Records:
________
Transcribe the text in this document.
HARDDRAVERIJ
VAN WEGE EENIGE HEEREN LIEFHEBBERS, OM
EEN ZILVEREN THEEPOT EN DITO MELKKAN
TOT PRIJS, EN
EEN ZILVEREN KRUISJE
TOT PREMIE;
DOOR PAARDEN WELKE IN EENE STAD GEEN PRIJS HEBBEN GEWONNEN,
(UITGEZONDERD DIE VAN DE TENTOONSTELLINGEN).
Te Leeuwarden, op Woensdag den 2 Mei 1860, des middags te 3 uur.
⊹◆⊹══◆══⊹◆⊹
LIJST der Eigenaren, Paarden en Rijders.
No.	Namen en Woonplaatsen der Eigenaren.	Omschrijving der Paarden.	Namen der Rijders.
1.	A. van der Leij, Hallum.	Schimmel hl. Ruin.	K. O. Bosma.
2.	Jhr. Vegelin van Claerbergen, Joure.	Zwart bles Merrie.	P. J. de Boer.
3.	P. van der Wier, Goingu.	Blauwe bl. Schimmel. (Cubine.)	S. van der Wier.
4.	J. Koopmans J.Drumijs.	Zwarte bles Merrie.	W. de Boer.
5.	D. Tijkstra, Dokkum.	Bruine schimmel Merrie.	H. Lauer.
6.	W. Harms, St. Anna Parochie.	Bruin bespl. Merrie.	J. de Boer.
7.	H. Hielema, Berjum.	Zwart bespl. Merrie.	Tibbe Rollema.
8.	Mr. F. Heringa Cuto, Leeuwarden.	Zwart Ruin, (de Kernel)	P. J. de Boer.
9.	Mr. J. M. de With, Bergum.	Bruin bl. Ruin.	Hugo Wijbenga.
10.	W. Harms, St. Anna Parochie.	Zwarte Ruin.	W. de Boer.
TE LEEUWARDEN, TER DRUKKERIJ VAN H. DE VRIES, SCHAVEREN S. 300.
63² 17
________
Determine how many lines of this listing contain "PRIJS", and give only the number.

**EXPECTED ANSWER:** 2